● Description of the task: Rewrite every item below with "x-tick-label" replaced by "x-axis-tick" and all other text unchanged. Leave out the pictures.

Element-and-box listings
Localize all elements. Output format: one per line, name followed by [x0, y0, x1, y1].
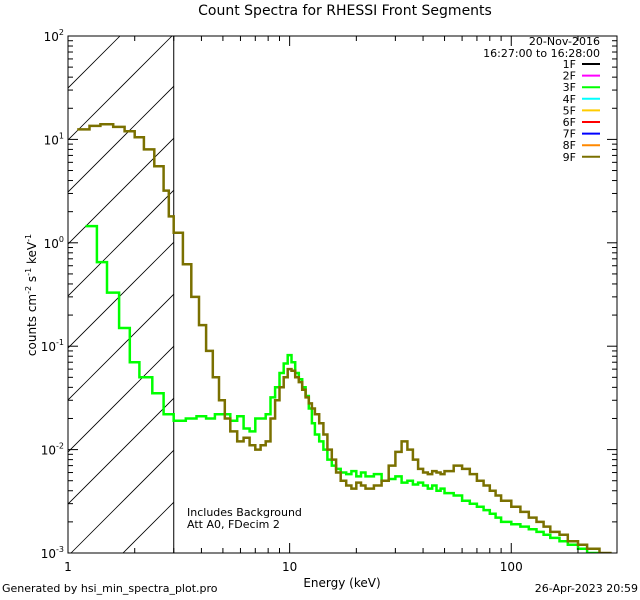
- y-axis-label-exp: -1: [24, 268, 33, 276]
- hatch-line: [68, 241, 174, 349]
- legend-label-1F: 1F: [563, 58, 576, 71]
- annotation-attenuator: Att A0, FDecim 2: [187, 518, 280, 531]
- series-9F: [77, 123, 612, 553]
- legend-label-8F: 8F: [563, 139, 576, 152]
- y-tick-label: 10-2: [41, 442, 64, 458]
- hatch-line: [68, 293, 174, 401]
- y-tick-label: 102: [44, 28, 64, 44]
- y-tick-exponent: -1: [56, 338, 64, 347]
- hatched-region: [68, 36, 175, 553]
- date-label: 20-Nov-2016: [529, 35, 600, 48]
- y-tick-exponent: 0: [59, 235, 64, 244]
- y-tick-exponent: -3: [56, 545, 64, 554]
- hatch-line: [68, 137, 174, 245]
- legend-label-5F: 5F: [563, 104, 576, 117]
- y-tick-base: 10: [41, 444, 56, 458]
- hatch-line: [70, 449, 174, 553]
- annotation-background: Includes Background: [187, 506, 302, 519]
- hatch-line: [68, 85, 174, 193]
- y-tick-label: 10-3: [41, 545, 64, 561]
- y-tick-base: 10: [44, 237, 59, 251]
- y-tick-exponent: 2: [59, 28, 64, 37]
- y-tick-exponent: 1: [59, 131, 64, 140]
- legend-label-2F: 2F: [563, 70, 576, 83]
- x-axis-label: Energy (keV): [303, 576, 380, 590]
- hatch-line: [68, 345, 174, 453]
- y-tick-base: 10: [44, 133, 59, 147]
- y-axis-label-exp: -2: [24, 286, 33, 294]
- legend-label-3F: 3F: [563, 81, 576, 94]
- hatch-line: [68, 189, 174, 297]
- footer-timestamp: 26-Apr-2023 20:59: [534, 582, 638, 595]
- chart-title: Count Spectra for RHESSI Front Segments: [198, 3, 492, 19]
- y-axis-label: counts cm-2 s-1 keV-1: [24, 234, 39, 356]
- y-tick-base: 10: [41, 340, 56, 354]
- x-tick-label: 100: [500, 560, 523, 574]
- y-tick-label: 10-1: [41, 338, 64, 354]
- x-tick-label: 1: [64, 560, 72, 574]
- series-layer: [77, 123, 612, 553]
- y-tick-label: 100: [44, 235, 64, 251]
- legend-label-6F: 6F: [563, 116, 576, 129]
- hatch-line: [68, 36, 121, 89]
- series-3F: [85, 224, 601, 553]
- y-axis-label-part: keV: [25, 241, 39, 268]
- footer-generated-by: Generated by hsi_min_spectra_plot.pro: [2, 582, 218, 595]
- y-axis-label-exp: -1: [24, 234, 33, 242]
- legend-label-7F: 7F: [563, 128, 576, 141]
- hatch-line: [68, 36, 173, 141]
- time-range-label: 16:27:00 to 16:28:00: [483, 47, 600, 60]
- hatch-line: [68, 397, 174, 505]
- legend-label-4F: 4F: [563, 93, 576, 106]
- x-tick-label: 10: [282, 560, 297, 574]
- plot-frame: [67, 35, 618, 554]
- legend-label-9F: 9F: [563, 151, 576, 164]
- y-tick-label: 101: [44, 131, 64, 147]
- y-tick-base: 10: [44, 30, 59, 44]
- y-tick-exponent: -2: [56, 442, 64, 451]
- y-axis-label-part: s: [25, 276, 39, 286]
- y-axis-label-part: counts cm: [25, 294, 39, 356]
- y-tick-base: 10: [41, 547, 56, 561]
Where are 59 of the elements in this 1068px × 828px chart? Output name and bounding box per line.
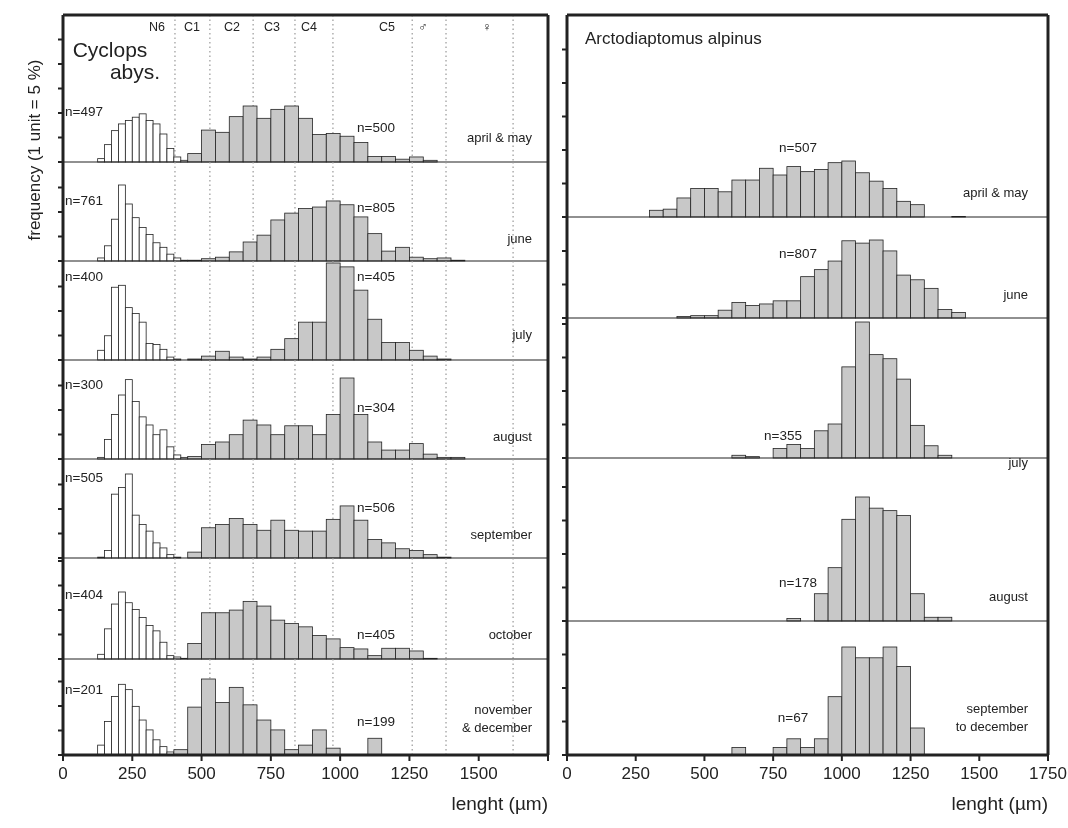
annotation: n=500 — [357, 120, 395, 135]
x-tick-label: 0 — [58, 764, 68, 783]
annotation: n=404 — [65, 587, 104, 602]
chart-title: Cyclops abys. — [72, 38, 161, 83]
x-tick-label: 750 — [256, 764, 286, 783]
x-tick-label: 750 — [758, 764, 788, 783]
x-tick-label: 1750 — [1029, 764, 1067, 783]
annotation: n=355 — [764, 428, 802, 443]
x-tick-label: 1500 — [459, 764, 498, 783]
annotation: april & may — [466, 130, 533, 145]
text: C3 — [264, 20, 281, 34]
annotation: n=805 — [357, 200, 395, 215]
x-tick-label: 250 — [118, 764, 147, 783]
x-tick-label: 500 — [690, 764, 719, 783]
annotation: n=506 — [357, 500, 395, 515]
annotation: n=199 — [357, 714, 395, 729]
annotation: july — [511, 327, 533, 342]
text: N6 — [149, 20, 166, 34]
annotation: n=505 — [65, 470, 103, 485]
x-tick-label: 250 — [621, 764, 650, 783]
y-axis-title: frequency (1 unit = 5 %) — [25, 59, 44, 241]
annotation: august — [988, 589, 1029, 604]
text: C4 — [301, 20, 318, 34]
x-axis-title: lenght (µm) — [951, 793, 1048, 814]
annotation: n=497 — [65, 104, 103, 119]
annotation: april & may — [962, 185, 1029, 200]
annotation: n=300 — [65, 377, 103, 392]
x-tick-label: 0 — [562, 764, 572, 783]
annotation: n=405 — [357, 627, 395, 642]
chart-title: Arctodiaptomus alpinus — [585, 29, 762, 48]
annotation: september — [470, 527, 533, 542]
annotation: n=178 — [779, 575, 817, 590]
x-tick-label: 1000 — [822, 764, 861, 783]
annotation: november & december — [461, 702, 533, 735]
annotation: n=201 — [65, 682, 103, 697]
annotation: june — [1002, 287, 1028, 302]
annotation: august — [492, 429, 533, 444]
annotation: july — [1007, 455, 1029, 470]
x-tick-label: 500 — [187, 764, 216, 783]
annotation: n=405 — [357, 269, 395, 284]
x-tick-label: 1250 — [390, 764, 429, 783]
annotation: october — [488, 627, 533, 642]
annotation: n=400 — [65, 269, 103, 284]
x-tick-label: 1250 — [891, 764, 930, 783]
text: C2 — [224, 20, 241, 34]
text: C5 — [379, 20, 396, 34]
text: ♂ — [418, 20, 428, 34]
annotation: n=807 — [779, 246, 817, 261]
annotation: n=304 — [357, 400, 396, 415]
annotation: n=67 — [777, 710, 809, 725]
text: n=507 — [779, 140, 817, 155]
text: ♀ — [482, 20, 492, 34]
x-axis-title: lenght (µm) — [451, 793, 548, 814]
annotation: september to december — [955, 701, 1029, 734]
annotation: n=761 — [65, 193, 103, 208]
x-tick-label: 1000 — [321, 764, 360, 783]
text: C1 — [184, 20, 201, 34]
x-tick-label: 1500 — [960, 764, 999, 783]
annotation: june — [506, 231, 532, 246]
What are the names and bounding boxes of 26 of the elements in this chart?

● Result of this exercise:
Localize all elements. Output format: one per line, name followed by [x0, y0, x1, y1].
- y-axis-label-exp: -1: [24, 268, 33, 276]
- hatch-line: [68, 241, 174, 349]
- legend-label-1F: 1F: [563, 58, 576, 71]
- annotation-attenuator: Att A0, FDecim 2: [187, 518, 280, 531]
- series-9F: [77, 123, 612, 553]
- legend-label-8F: 8F: [563, 139, 576, 152]
- y-tick-label: 10-2: [41, 442, 64, 458]
- hatch-line: [68, 293, 174, 401]
- y-tick-label: 102: [44, 28, 64, 44]
- y-tick-exponent: -1: [56, 338, 64, 347]
- hatched-region: [68, 36, 175, 553]
- date-label: 20-Nov-2016: [529, 35, 600, 48]
- y-tick-exponent: 0: [59, 235, 64, 244]
- y-tick-exponent: -3: [56, 545, 64, 554]
- hatch-line: [68, 137, 174, 245]
- legend-label-5F: 5F: [563, 104, 576, 117]
- y-tick-base: 10: [41, 444, 56, 458]
- hatch-line: [70, 449, 174, 553]
- annotation-background: Includes Background: [187, 506, 302, 519]
- hatch-line: [68, 85, 174, 193]
- y-tick-label: 10-3: [41, 545, 64, 561]
- y-tick-base: 10: [44, 237, 59, 251]
- y-tick-exponent: 2: [59, 28, 64, 37]
- y-tick-exponent: 1: [59, 131, 64, 140]
- legend-label-2F: 2F: [563, 70, 576, 83]
- x-axis-label: Energy (keV): [303, 576, 380, 590]
- hatch-line: [68, 345, 174, 453]
- y-tick-base: 10: [44, 133, 59, 147]
- y-axis-label-exp: -2: [24, 286, 33, 294]
- legend-label-3F: 3F: [563, 81, 576, 94]
- hatch-line: [68, 189, 174, 297]
- footer-timestamp: 26-Apr-2023 20:59: [534, 582, 638, 595]
- chart-title: Count Spectra for RHESSI Front Segments: [198, 3, 492, 19]
- y-axis-label: counts cm-2 s-1 keV-1: [24, 234, 39, 356]
- y-tick-base: 10: [41, 340, 56, 354]
- x-axis-tick: 100: [500, 560, 523, 574]
- y-tick-label: 10-1: [41, 338, 64, 354]
- x-axis-tick: 1: [64, 560, 72, 574]
- series-layer: [77, 123, 612, 553]
- y-tick-label: 100: [44, 235, 64, 251]
- legend-label-6F: 6F: [563, 116, 576, 129]
- hatch-line: [68, 36, 121, 89]
- series-3F: [85, 224, 601, 553]
- y-axis-label-part: keV: [25, 241, 39, 268]
- footer-generated-by: Generated by hsi_min_spectra_plot.pro: [2, 582, 218, 595]
- y-axis-label-exp: -1: [24, 234, 33, 242]
- legend-label-7F: 7F: [563, 128, 576, 141]
- hatch-line: [68, 36, 173, 141]
- time-range-label: 16:27:00 to 16:28:00: [483, 47, 600, 60]
- hatch-line: [68, 397, 174, 505]
- legend-label-4F: 4F: [563, 93, 576, 106]
- x-axis-tick: 10: [282, 560, 297, 574]
- plot-frame: [67, 35, 618, 554]
- legend-label-9F: 9F: [563, 151, 576, 164]
- y-tick-label: 101: [44, 131, 64, 147]
- y-tick-base: 10: [44, 30, 59, 44]
- y-tick-exponent: -2: [56, 442, 64, 451]
- y-axis-label-part: s: [25, 276, 39, 286]
- y-axis-label-part: counts cm: [25, 294, 39, 356]
- y-tick-base: 10: [41, 547, 56, 561]
Where are 59 of the elements in this 1068px × 828px chart? Output name and bounding box per line.
annotation: n=500 — [357, 120, 395, 135]
x-axis-tick: 0 — [58, 764, 68, 783]
annotation: n=404 — [65, 587, 104, 602]
chart-title: Cyclops abys. — [72, 38, 161, 83]
x-axis-tick: 750 — [256, 764, 286, 783]
x-axis-tick: 750 — [758, 764, 788, 783]
x-axis-tick: 1750 — [1029, 764, 1067, 783]
annotation: n=355 — [764, 428, 802, 443]
x-axis-tick: 1500 — [459, 764, 498, 783]
annotation: april & may — [466, 130, 533, 145]
text: C3 — [264, 20, 281, 34]
annotation: n=805 — [357, 200, 395, 215]
x-axis-tick: 250 — [118, 764, 147, 783]
x-axis-tick: 500 — [690, 764, 719, 783]
annotation: n=506 — [357, 500, 395, 515]
annotation: n=199 — [357, 714, 395, 729]
annotation: july — [511, 327, 533, 342]
text: N6 — [149, 20, 166, 34]
annotation: n=505 — [65, 470, 103, 485]
x-axis-tick: 250 — [621, 764, 650, 783]
y-axis-title: frequency (1 unit = 5 %) — [25, 59, 44, 241]
annotation: august — [988, 589, 1029, 604]
text: C4 — [301, 20, 318, 34]
x-axis-title: lenght (µm) — [951, 793, 1048, 814]
annotation: n=497 — [65, 104, 103, 119]
annotation: april & may — [962, 185, 1029, 200]
annotation: n=300 — [65, 377, 103, 392]
x-axis-tick: 0 — [562, 764, 572, 783]
annotation: n=405 — [357, 627, 395, 642]
chart-title: Arctodiaptomus alpinus — [585, 29, 762, 48]
annotation: september — [470, 527, 533, 542]
annotation: n=178 — [779, 575, 817, 590]
x-axis-tick: 1000 — [822, 764, 861, 783]
annotation: november & december — [461, 702, 533, 735]
annotation: n=201 — [65, 682, 103, 697]
annotation: june — [1002, 287, 1028, 302]
annotation: august — [492, 429, 533, 444]
annotation: july — [1007, 455, 1029, 470]
x-axis-tick: 500 — [187, 764, 216, 783]
annotation: n=405 — [357, 269, 395, 284]
x-axis-tick: 1250 — [390, 764, 429, 783]
annotation: october — [488, 627, 533, 642]
annotation: n=400 — [65, 269, 103, 284]
x-axis-tick: 1250 — [891, 764, 930, 783]
text: C2 — [224, 20, 241, 34]
text: C5 — [379, 20, 396, 34]
text: ♂ — [418, 20, 428, 34]
annotation: n=807 — [779, 246, 817, 261]
annotation: n=304 — [357, 400, 396, 415]
annotation: n=67 — [777, 710, 809, 725]
text: n=507 — [779, 140, 817, 155]
text: ♀ — [482, 20, 492, 34]
x-axis-title: lenght (µm) — [451, 793, 548, 814]
annotation: september to december — [955, 701, 1029, 734]
annotation: n=761 — [65, 193, 103, 208]
x-axis-tick: 1000 — [321, 764, 360, 783]
text: C1 — [184, 20, 201, 34]
x-axis-tick: 1500 — [960, 764, 999, 783]
annotation: june — [506, 231, 532, 246]
What are the names and bounding boxes of 26 of the elements in this chart?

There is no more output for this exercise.